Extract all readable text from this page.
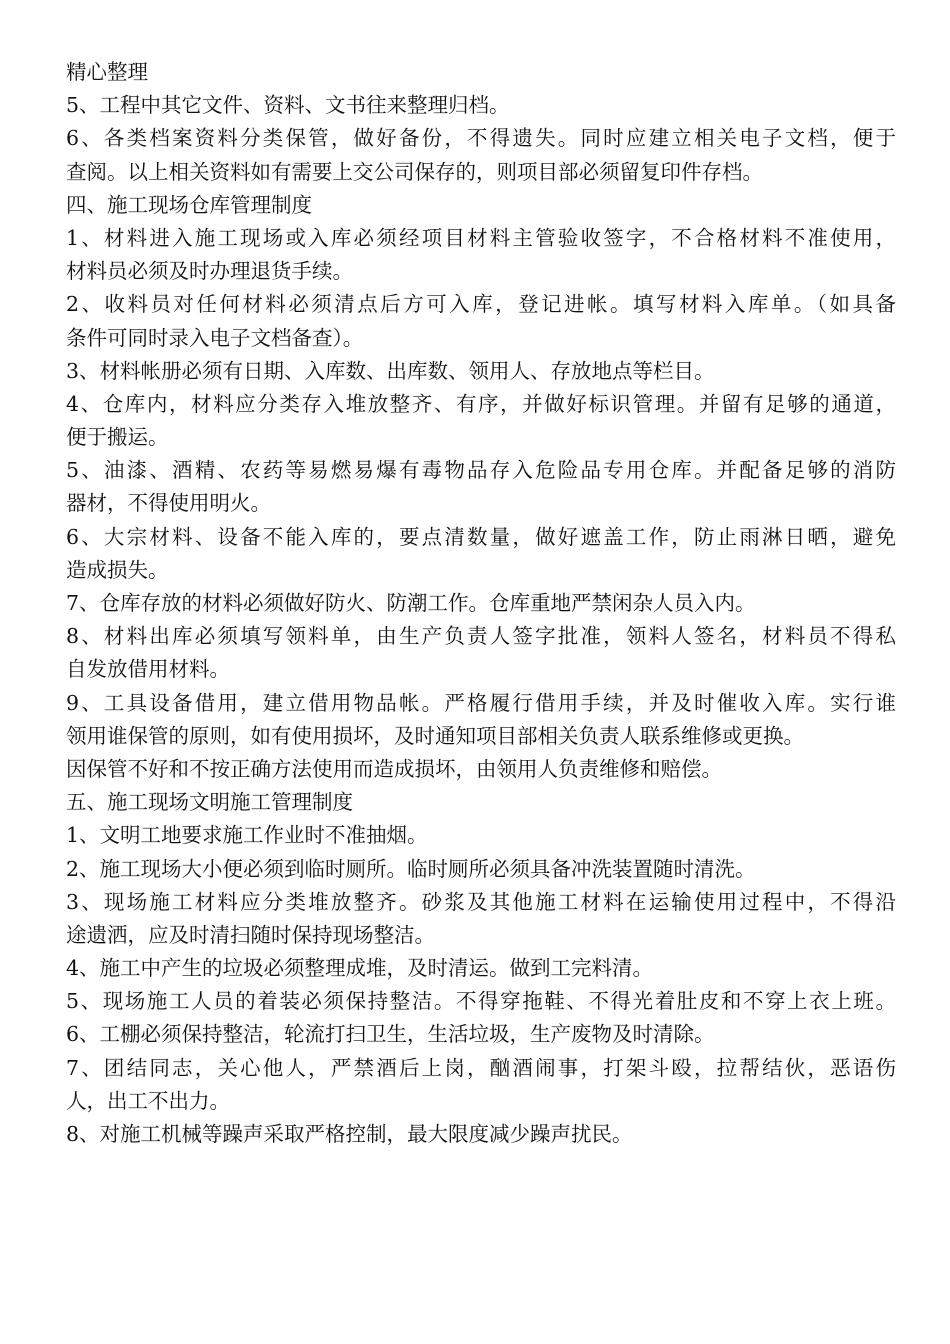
精心整理
5、工程中其它文件、资料、文书往来整理归档。
6、各类档案资料分类保管，做好备份，不得遗失。同时应建立相关电子文档，便于
查阅。以上相关资料如有需要上交公司保存的，则项目部必须留复印件存档。
四、施工现场仓库管理制度
1、材料进入施工现场或入库必须经项目材料主管验收签字，不合格材料不准使用，
材料员必须及时办理退货手续。
2、收料员对任何材料必须清点后方可入库，登记进帐。填写材料入库单。（如具备
条件可同时录入电子文档备查）。
3、材料帐册必须有日期、入库数、出库数、领用人、存放地点等栏目。
4、仓库内，材料应分类存入堆放整齐、有序，并做好标识管理。并留有足够的通道，
便于搬运。
5、油漆、酒精、农药等易燃易爆有毒物品存入危险品专用仓库。并配备足够的消防
器材，不得使用明火。
6、大宗材料、设备不能入库的，要点清数量，做好遮盖工作，防止雨淋日晒，避免
造成损失。
7、仓库存放的材料必须做好防火、防潮工作。仓库重地严禁闲杂人员入内。
8、材料出库必须填写领料单，由生产负责人签字批准，领料人签名，材料员不得私
自发放借用材料。
9、工具设备借用，建立借用物品帐。严格履行借用手续，并及时催收入库。实行谁
领用谁保管的原则，如有使用损坏，及时通知项目部相关负责人联系维修或更换。
因保管不好和不按正确方法使用而造成损坏，由领用人负责维修和赔偿。
五、施工现场文明施工管理制度
1、文明工地要求施工作业时不准抽烟。
2、施工现场大小便必须到临时厕所。临时厕所必须具备冲洗装置随时清洗。
3、现场施工材料应分类堆放整齐。砂浆及其他施工材料在运输使用过程中，不得沿
途遗洒，应及时清扫随时保持现场整洁。
4、施工中产生的垃圾必须整理成堆，及时清运。做到工完料清。
5、现场施工人员的着装必须保持整洁。不得穿拖鞋、不得光着肚皮和不穿上衣上班。
6、工棚必须保持整洁，轮流打扫卫生，生活垃圾，生产废物及时清除。
7、团结同志，关心他人，严禁酒后上岗，酗酒闹事，打架斗殴，拉帮结伙，恶语伤
人，出工不出力。
8、对施工机械等躁声采取严格控制，最大限度减少躁声扰民。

- - - - - - -

Given request: Reproduce the full listing above verbatim, with no pictures included.

Right answer:
Extract all readable text from this page.
精心整理
5、工程中其它文件、资料、文书往来整理归档。
6、各类档案资料分类保管，做好备份，不得遗失。同时应建立相关电子文档，便于
查阅。以上相关资料如有需要上交公司保存的，则项目部必须留复印件存档。
四、施工现场仓库管理制度
1、材料进入施工现场或入库必须经项目材料主管验收签字，不合格材料不准使用，
材料员必须及时办理退货手续。
2、收料员对任何材料必须清点后方可入库，登记进帐。填写材料入库单。（如具备
条件可同时录入电子文档备查）。
3、材料帐册必须有日期、入库数、出库数、领用人、存放地点等栏目。
4、仓库内，材料应分类存入堆放整齐、有序，并做好标识管理。并留有足够的通道，
便于搬运。
5、油漆、酒精、农药等易燃易爆有毒物品存入危险品专用仓库。并配备足够的消防
器材，不得使用明火。
6、大宗材料、设备不能入库的，要点清数量，做好遮盖工作，防止雨淋日晒，避免
造成损失。
7、仓库存放的材料必须做好防火、防潮工作。仓库重地严禁闲杂人员入内。
8、材料出库必须填写领料单，由生产负责人签字批准，领料人签名，材料员不得私
自发放借用材料。
9、工具设备借用，建立借用物品帐。严格履行借用手续，并及时催收入库。实行谁
领用谁保管的原则，如有使用损坏，及时通知项目部相关负责人联系维修或更换。
因保管不好和不按正确方法使用而造成损坏，由领用人负责维修和赔偿。
五、施工现场文明施工管理制度
1、文明工地要求施工作业时不准抽烟。
2、施工现场大小便必须到临时厕所。临时厕所必须具备冲洗装置随时清洗。
3、现场施工材料应分类堆放整齐。砂浆及其他施工材料在运输使用过程中，不得沿
途遗洒，应及时清扫随时保持现场整洁。
4、施工中产生的垃圾必须整理成堆，及时清运。做到工完料清。
5、现场施工人员的着装必须保持整洁。不得穿拖鞋、不得光着肚皮和不穿上衣上班。
6、工棚必须保持整洁，轮流打扫卫生，生活垃圾，生产废物及时清除。
7、团结同志，关心他人，严禁酒后上岗，酗酒闹事，打架斗殴，拉帮结伙，恶语伤
人，出工不出力。
8、对施工机械等躁声采取严格控制，最大限度减少躁声扰民。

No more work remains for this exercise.